*** Opening of Reading text ***

Epoch computation (propose/commit)
Reclamation is driven by an epoch computation cycle that is initiated when there are items waiting on a CPU's free list.
Triggering
When an item is inserted into a free list (or when an epoch is exited), the CPU may arm a timer if the following conditions are met:
- Rundown is not in progress.
- The timer is not already armed.
- The local free list is not empty.
The timer's DPC is targeted to CPU 0. When the timer fires, it initiates an epoch computation
cycle by queuing a PROPOSE_RELEASE_EPOCH message to CPU 0's per-CPU work queue.
The propose/commit message sequence is then forwarded CPU-by-CPU using the same work queues.
Propose phase
During the propose phase, the system determines the safe release epoch by passing a
PROPOSE_RELEASE_EPOCH message sequentially across all CPUs, starting with CPU 0. The message
carries the proposed release-epoch value.
- CPU 0 atomically increments the globally published current epoch, updates its local current epoch cache, and initializes the message's proposed release epoch to that new value.

*** Close of Reading text ***
*** Opening of Extracted entries ***

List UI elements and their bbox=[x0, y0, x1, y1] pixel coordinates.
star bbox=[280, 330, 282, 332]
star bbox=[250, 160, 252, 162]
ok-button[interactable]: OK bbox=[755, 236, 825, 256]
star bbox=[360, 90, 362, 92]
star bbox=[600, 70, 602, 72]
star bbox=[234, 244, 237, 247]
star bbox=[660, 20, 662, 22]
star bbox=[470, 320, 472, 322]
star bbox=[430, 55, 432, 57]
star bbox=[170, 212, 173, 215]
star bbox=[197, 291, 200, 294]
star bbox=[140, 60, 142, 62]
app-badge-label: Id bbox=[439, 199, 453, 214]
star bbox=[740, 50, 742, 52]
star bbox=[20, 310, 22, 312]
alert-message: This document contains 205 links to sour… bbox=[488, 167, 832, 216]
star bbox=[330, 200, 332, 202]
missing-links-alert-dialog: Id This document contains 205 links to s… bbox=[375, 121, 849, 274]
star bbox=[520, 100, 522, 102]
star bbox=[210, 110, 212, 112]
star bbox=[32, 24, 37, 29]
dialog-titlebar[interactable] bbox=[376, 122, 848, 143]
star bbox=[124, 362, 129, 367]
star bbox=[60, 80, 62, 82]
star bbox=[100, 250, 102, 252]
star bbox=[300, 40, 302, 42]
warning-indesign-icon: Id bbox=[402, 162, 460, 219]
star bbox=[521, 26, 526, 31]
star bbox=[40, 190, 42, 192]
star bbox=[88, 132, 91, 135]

*** Close of Extracted entries ***

* _Action item_
Retype the epoch computation text word for word, starting at "- The local" and continuing down to "that new value.".

* _Solution to the exercise_
- The local free list is not empty.
The timer's DPC is targeted to CPU 0. When the timer fires, it initiates an epoch computation
cycle by queuing a PROPOSE_RELEASE_EPOCH message to CPU 0's per-CPU work queue.
The propose/commit message sequence is then forwarded CPU-by-CPU using the same work queues.
Propose phase
During the propose phase, the system determines the safe release epoch by passing a
PROPOSE_RELEASE_EPOCH message sequentially across all CPUs, starting with CPU 0. The message
carries the proposed release-epoch value.
- CPU 0 atomically increments the globally published current epoch, updates its local current epoch cache, and initializes the message's proposed release epoch to that new value.